[Data records]
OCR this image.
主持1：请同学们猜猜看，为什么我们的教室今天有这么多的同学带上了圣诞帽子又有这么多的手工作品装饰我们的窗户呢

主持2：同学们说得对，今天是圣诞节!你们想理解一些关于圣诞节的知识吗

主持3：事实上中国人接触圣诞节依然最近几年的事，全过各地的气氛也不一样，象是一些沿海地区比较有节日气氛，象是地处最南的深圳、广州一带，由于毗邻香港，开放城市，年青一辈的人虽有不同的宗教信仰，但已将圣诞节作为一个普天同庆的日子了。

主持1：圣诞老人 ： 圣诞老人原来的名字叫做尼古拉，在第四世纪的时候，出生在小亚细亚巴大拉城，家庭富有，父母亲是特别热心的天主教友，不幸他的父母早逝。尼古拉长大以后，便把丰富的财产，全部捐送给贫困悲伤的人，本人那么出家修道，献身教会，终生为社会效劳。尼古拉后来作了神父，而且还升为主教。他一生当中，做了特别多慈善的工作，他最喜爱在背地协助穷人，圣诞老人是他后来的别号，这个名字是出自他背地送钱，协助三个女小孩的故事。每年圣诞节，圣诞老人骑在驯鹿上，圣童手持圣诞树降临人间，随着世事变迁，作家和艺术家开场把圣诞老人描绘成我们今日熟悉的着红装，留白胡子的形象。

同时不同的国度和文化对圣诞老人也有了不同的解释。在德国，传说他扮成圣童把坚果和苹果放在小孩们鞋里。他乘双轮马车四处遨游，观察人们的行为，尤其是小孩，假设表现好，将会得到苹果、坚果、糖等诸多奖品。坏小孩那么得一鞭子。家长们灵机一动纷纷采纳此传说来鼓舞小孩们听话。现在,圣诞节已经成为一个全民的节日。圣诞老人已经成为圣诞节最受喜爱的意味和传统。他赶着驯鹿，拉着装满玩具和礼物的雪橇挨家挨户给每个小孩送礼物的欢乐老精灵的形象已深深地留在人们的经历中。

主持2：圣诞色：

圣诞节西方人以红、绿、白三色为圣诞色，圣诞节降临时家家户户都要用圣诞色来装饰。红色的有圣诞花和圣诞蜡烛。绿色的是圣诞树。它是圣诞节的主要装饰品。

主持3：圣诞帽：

• Exercise description: Reproduce each record shown above without altering a single word.

• Solution for this problem:
OCR this image.
主持1：请同学们猜猜看，为什么我们的教室今天有这么多的同学带上了圣诞帽子又有这么多的手工作品装饰我们的窗户呢

主持2：同学们说得对，今天是圣诞节!你们想理解一些关于圣诞节的知识吗

主持3：事实上中国人接触圣诞节依然最近几年的事，全过各地的气氛也不一样，象是一些沿海地区比较有节日气氛，象是地处最南的深圳、广州一带，由于毗邻香港，开放城市，年青一辈的人虽有不同的宗教信仰，但已将圣诞节作为一个普天同庆的日子了。

主持1：圣诞老人 ： 圣诞老人原来的名字叫做尼古拉，在第四世纪的时候，出生在小亚细亚巴大拉城，家庭富有，父母亲是特别热心的天主教友，不幸他的父母早逝。尼古拉长大以后，便把丰富的财产，全部捐送给贫困悲伤的人，本人那么出家修道，献身教会，终生为社会效劳。尼古拉后来作了神父，而且还升为主教。他一生当中，做了特别多慈善的工作，他最喜爱在背地协助穷人，圣诞老人是他后来的别号，这个名字是出自他背地送钱，协助三个女小孩的故事。每年圣诞节，圣诞老人骑在驯鹿上，圣童手持圣诞树降临人间，随着世事变迁，作家和艺术家开场把圣诞老人描绘成我们今日熟悉的着红装，留白胡子的形象。

同时不同的国度和文化对圣诞老人也有了不同的解释。在德国，传说他扮成圣童把坚果和苹果放在小孩们鞋里。他乘双轮马车四处遨游，观察人们的行为，尤其是小孩，假设表现好，将会得到苹果、坚果、糖等诸多奖品。坏小孩那么得一鞭子。家长们灵机一动纷纷采纳此传说来鼓舞小孩们听话。现在,圣诞节已经成为一个全民的节日。圣诞老人已经成为圣诞节最受喜爱的意味和传统。他赶着驯鹿，拉着装满玩具和礼物的雪橇挨家挨户给每个小孩送礼物的欢乐老精灵的形象已深深地留在人们的经历中。

主持2：圣诞色：

圣诞节西方人以红、绿、白三色为圣诞色，圣诞节降临时家家户户都要用圣诞色来装饰。红色的有圣诞花和圣诞蜡烛。绿色的是圣诞树。它是圣诞节的主要装饰品。

主持3：圣诞帽：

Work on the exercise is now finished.